Records from a collection of figures:
>>>>>
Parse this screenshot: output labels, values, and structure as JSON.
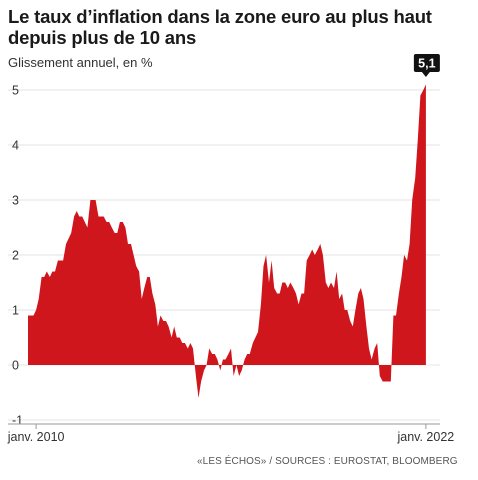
{
  "chart_data": {
    "type": "area",
    "title": "Le taux d’inflation dans la zone euro au plus haut depuis plus de 10 ans",
    "subtitle": "Glissement annuel, en %",
    "source": "«LES ÉCHOS» / SOURCES : EUROSTAT, BLOOMBERG",
    "yticks": [
      "-1",
      "0",
      "1",
      "2",
      "3",
      "4",
      "5"
    ],
    "ylim": [
      -1,
      5.2
    ],
    "xlim": [
      2009.75,
      2022.25
    ],
    "xticks": [
      {
        "label": "janv. 2010",
        "value": 2010.0
      },
      {
        "label": "janv. 2022",
        "value": 2022.0
      }
    ],
    "grid": true,
    "color": "#d0161d",
    "callout": {
      "label": "5,1",
      "x": 2022.0,
      "y": 5.1
    },
    "series": [
      {
        "x": [
          2009.75,
          2009.83,
          2009.92,
          2010.0,
          2010.08,
          2010.17,
          2010.25,
          2010.33,
          2010.42,
          2010.5,
          2010.58,
          2010.67,
          2010.75,
          2010.83,
          2010.92,
          2011.0,
          2011.08,
          2011.17,
          2011.25,
          2011.33,
          2011.42,
          2011.5,
          2011.58,
          2011.67,
          2011.75,
          2011.83,
          2011.92,
          2012.0,
          2012.08,
          2012.17,
          2012.25,
          2012.33,
          2012.42,
          2012.5,
          2012.58,
          2012.67,
          2012.75,
          2012.83,
          2012.92,
          2013.0,
          2013.08,
          2013.17,
          2013.25,
          2013.33,
          2013.42,
          2013.5,
          2013.58,
          2013.67,
          2013.75,
          2013.83,
          2013.92,
          2014.0,
          2014.08,
          2014.17,
          2014.25,
          2014.33,
          2014.42,
          2014.5,
          2014.58,
          2014.67,
          2014.75,
          2014.83,
          2014.92,
          2015.0,
          2015.08,
          2015.17,
          2015.25,
          2015.33,
          2015.42,
          2015.5,
          2015.58,
          2015.67,
          2015.75,
          2015.83,
          2015.92,
          2016.0,
          2016.08,
          2016.17,
          2016.25,
          2016.33,
          2016.42,
          2016.5,
          2016.58,
          2016.67,
          2016.75,
          2016.83,
          2016.92,
          2017.0,
          2017.08,
          2017.17,
          2017.25,
          2017.33,
          2017.42,
          2017.5,
          2017.58,
          2017.67,
          2017.75,
          2017.83,
          2017.92,
          2018.0,
          2018.08,
          2018.17,
          2018.25,
          2018.33,
          2018.42,
          2018.5,
          2018.58,
          2018.67,
          2018.75,
          2018.83,
          2018.92,
          2019.0,
          2019.08,
          2019.17,
          2019.25,
          2019.33,
          2019.42,
          2019.5,
          2019.58,
          2019.67,
          2019.75,
          2019.83,
          2019.92,
          2020.0,
          2020.08,
          2020.17,
          2020.25,
          2020.33,
          2020.42,
          2020.5,
          2020.58,
          2020.67,
          2020.75,
          2020.83,
          2020.92,
          2021.0,
          2021.08,
          2021.17,
          2021.25,
          2021.33,
          2021.42,
          2021.5,
          2021.58,
          2021.67,
          2021.75,
          2021.83,
          2021.92,
          2022.0
        ],
        "values": [
          0.9,
          0.9,
          0.9,
          1.0,
          1.2,
          1.6,
          1.6,
          1.7,
          1.6,
          1.7,
          1.7,
          1.9,
          1.9,
          1.9,
          2.2,
          2.3,
          2.4,
          2.7,
          2.8,
          2.7,
          2.7,
          2.6,
          2.5,
          3.0,
          3.0,
          3.0,
          2.7,
          2.7,
          2.7,
          2.6,
          2.6,
          2.5,
          2.4,
          2.4,
          2.6,
          2.6,
          2.5,
          2.2,
          2.2,
          2.0,
          1.8,
          1.7,
          1.2,
          1.4,
          1.6,
          1.6,
          1.3,
          1.1,
          0.7,
          0.9,
          0.8,
          0.8,
          0.7,
          0.5,
          0.7,
          0.5,
          0.5,
          0.4,
          0.4,
          0.3,
          0.4,
          0.3,
          -0.2,
          -0.6,
          -0.3,
          -0.1,
          0.0,
          0.3,
          0.2,
          0.2,
          0.1,
          -0.1,
          0.1,
          0.1,
          0.2,
          0.3,
          -0.2,
          0.0,
          -0.2,
          -0.1,
          0.1,
          0.2,
          0.2,
          0.4,
          0.5,
          0.6,
          1.1,
          1.8,
          2.0,
          1.5,
          1.9,
          1.4,
          1.3,
          1.3,
          1.5,
          1.5,
          1.4,
          1.5,
          1.4,
          1.3,
          1.1,
          1.3,
          1.3,
          1.9,
          2.0,
          2.1,
          2.0,
          2.1,
          2.2,
          2.0,
          1.5,
          1.4,
          1.5,
          1.4,
          1.7,
          1.2,
          1.3,
          1.0,
          1.0,
          0.8,
          0.7,
          1.0,
          1.3,
          1.4,
          1.2,
          0.7,
          0.3,
          0.1,
          0.3,
          0.4,
          -0.2,
          -0.3,
          -0.3,
          -0.3,
          -0.3,
          0.9,
          0.9,
          1.3,
          1.6,
          2.0,
          1.9,
          2.2,
          3.0,
          3.4,
          4.1,
          4.9,
          5.0,
          5.1
        ]
      }
    ]
  }
}
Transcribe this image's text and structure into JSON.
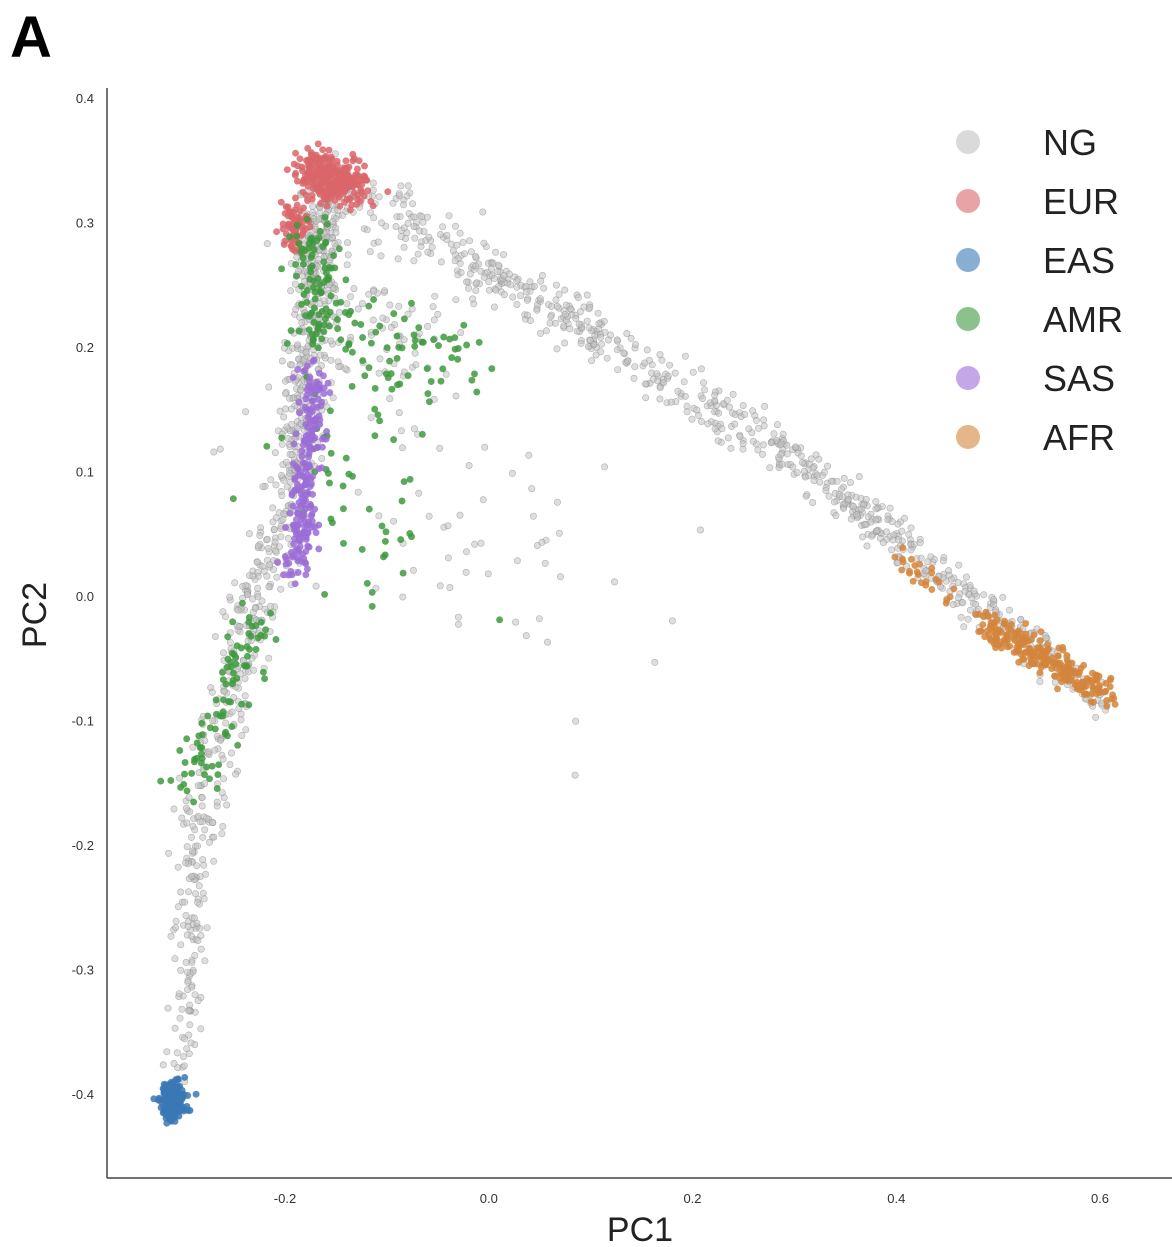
{
  "panel_label": "A",
  "chart_data": {
    "type": "scatter",
    "xlabel": "PC1",
    "ylabel": "PC2",
    "xlim": [
      -0.37,
      0.66
    ],
    "ylim": [
      -0.47,
      0.41
    ],
    "xticks": [
      -0.2,
      0.0,
      0.2,
      0.4,
      0.6
    ],
    "xtick_labels": [
      "-0.2",
      "0.0",
      "0.2",
      "0.4",
      "0.6"
    ],
    "yticks": [
      0.4,
      0.3,
      0.2,
      0.1,
      0.0,
      -0.1,
      -0.2,
      -0.3,
      -0.4
    ],
    "ytick_labels": [
      "0.4",
      "0.3",
      "0.2",
      "0.1",
      "0.0",
      "-0.1",
      "-0.2",
      "-0.3",
      "-0.4"
    ],
    "grid": false,
    "legend_position": "top-right",
    "series": [
      {
        "name": "NG",
        "color": "#c2c2c2",
        "clusters": [
          {
            "from": [
              -0.16,
              0.33
            ],
            "to": [
              -0.17,
              0.25
            ],
            "n": 200,
            "spread": 0.012
          },
          {
            "from": [
              -0.17,
              0.25
            ],
            "to": [
              -0.19,
              0.1
            ],
            "n": 240,
            "spread": 0.01
          },
          {
            "from": [
              -0.19,
              0.1
            ],
            "to": [
              -0.24,
              -0.03
            ],
            "n": 160,
            "spread": 0.012
          },
          {
            "from": [
              -0.24,
              -0.03
            ],
            "to": [
              -0.29,
              -0.2
            ],
            "n": 140,
            "spread": 0.012
          },
          {
            "from": [
              -0.29,
              -0.2
            ],
            "to": [
              -0.3,
              -0.38
            ],
            "n": 110,
            "spread": 0.008
          },
          {
            "from": [
              -0.13,
              0.32
            ],
            "to": [
              0.0,
              0.26
            ],
            "n": 120,
            "spread": 0.012
          },
          {
            "from": [
              0.0,
              0.26
            ],
            "to": [
              0.3,
              0.11
            ],
            "n": 300,
            "spread": 0.01
          },
          {
            "from": [
              0.3,
              0.11
            ],
            "to": [
              0.6,
              -0.08
            ],
            "n": 320,
            "spread": 0.008
          },
          {
            "from": [
              -0.15,
              0.24
            ],
            "to": [
              -0.05,
              0.18
            ],
            "n": 80,
            "spread": 0.03
          },
          {
            "from": [
              -0.16,
              0.08
            ],
            "to": [
              0.1,
              0.0
            ],
            "n": 60,
            "spread": 0.06
          }
        ]
      },
      {
        "name": "EUR",
        "color": "#d9666a",
        "clusters": [
          {
            "from": [
              -0.18,
              0.34
            ],
            "to": [
              -0.13,
              0.33
            ],
            "n": 260,
            "spread": 0.01
          },
          {
            "from": [
              -0.19,
              0.31
            ],
            "to": [
              -0.19,
              0.28
            ],
            "n": 70,
            "spread": 0.006
          }
        ]
      },
      {
        "name": "EAS",
        "color": "#3b78b5",
        "clusters": [
          {
            "from": [
              -0.31,
              -0.395
            ],
            "to": [
              -0.31,
              -0.415
            ],
            "n": 160,
            "spread": 0.006
          }
        ]
      },
      {
        "name": "AMR",
        "color": "#3e9a3e",
        "clusters": [
          {
            "from": [
              -0.17,
              0.3
            ],
            "to": [
              -0.17,
              0.2
            ],
            "n": 90,
            "spread": 0.012
          },
          {
            "from": [
              -0.15,
              0.22
            ],
            "to": [
              -0.02,
              0.19
            ],
            "n": 70,
            "spread": 0.02
          },
          {
            "from": [
              -0.17,
              0.12
            ],
            "to": [
              -0.08,
              0.05
            ],
            "n": 50,
            "spread": 0.035
          },
          {
            "from": [
              -0.23,
              -0.02
            ],
            "to": [
              -0.29,
              -0.15
            ],
            "n": 90,
            "spread": 0.012
          }
        ]
      },
      {
        "name": "SAS",
        "color": "#9b6dd6",
        "clusters": [
          {
            "from": [
              -0.17,
              0.18
            ],
            "to": [
              -0.19,
              0.02
            ],
            "n": 220,
            "spread": 0.007
          }
        ]
      },
      {
        "name": "AFR",
        "color": "#d4853c",
        "clusters": [
          {
            "from": [
              0.48,
              -0.02
            ],
            "to": [
              0.61,
              -0.08
            ],
            "n": 240,
            "spread": 0.006
          },
          {
            "from": [
              0.4,
              0.03
            ],
            "to": [
              0.46,
              0.0
            ],
            "n": 25,
            "spread": 0.008
          }
        ]
      }
    ]
  }
}
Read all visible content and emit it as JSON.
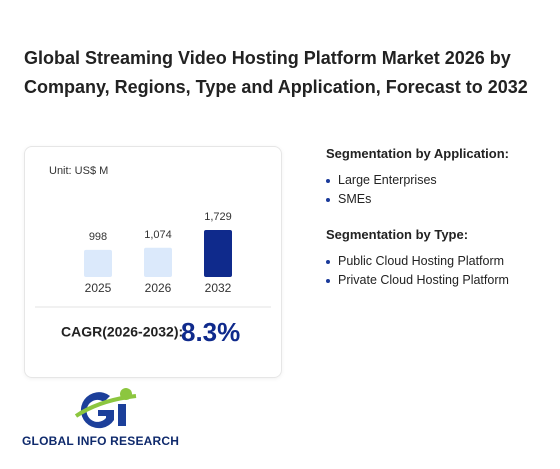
{
  "title": "Global Streaming Video Hosting Platform Market 2026 by Company, Regions, Type and Application, Forecast to 2032",
  "chart_data": {
    "type": "bar",
    "unit": "Unit: US$ M",
    "categories": [
      "2025",
      "2026",
      "2032"
    ],
    "values": [
      998,
      1074,
      1729
    ],
    "value_labels": [
      "998",
      "1,074",
      "1,729"
    ],
    "colors": [
      "#dbe9fb",
      "#dbe9fb",
      "#0f2a8c"
    ]
  },
  "cagr": {
    "label": "CAGR(2026-2032):",
    "value": "8.3%"
  },
  "segments": [
    {
      "heading": "Segmentation by Application:",
      "items": [
        "Large Enterprises",
        "SMEs"
      ]
    },
    {
      "heading": "Segmentation by Type:",
      "items": [
        "Public Cloud Hosting Platform",
        "Private Cloud Hosting Platform"
      ]
    }
  ],
  "logo": "GLOBAL INFO RESEARCH"
}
<<<<<
Task requirements:
In the records above, locate the line containing "Read all visible content and emit it as JSON.", then copy exactly that line and every line after it through the end, omitting pictures.

Exercise result:
Read all visible content and emit it as JSON.
{
  "title": "Global Streaming Video Hosting Platform Market 2026 by Company, Regions, Type and Application, Forecast to 2032",
  "chart_data": {
    "type": "bar",
    "unit": "Unit: US$ M",
    "categories": [
      "2025",
      "2026",
      "2032"
    ],
    "values": [
      998,
      1074,
      1729
    ],
    "value_labels": [
      "998",
      "1,074",
      "1,729"
    ],
    "colors": [
      "#dbe9fb",
      "#dbe9fb",
      "#0f2a8c"
    ]
  },
  "cagr": {
    "label": "CAGR(2026-2032):",
    "value": "8.3%"
  },
  "segments": [
    {
      "heading": "Segmentation by Application:",
      "items": [
        "Large Enterprises",
        "SMEs"
      ]
    },
    {
      "heading": "Segmentation by Type:",
      "items": [
        "Public Cloud Hosting Platform",
        "Private Cloud Hosting Platform"
      ]
    }
  ],
  "logo": "GLOBAL INFO RESEARCH"
}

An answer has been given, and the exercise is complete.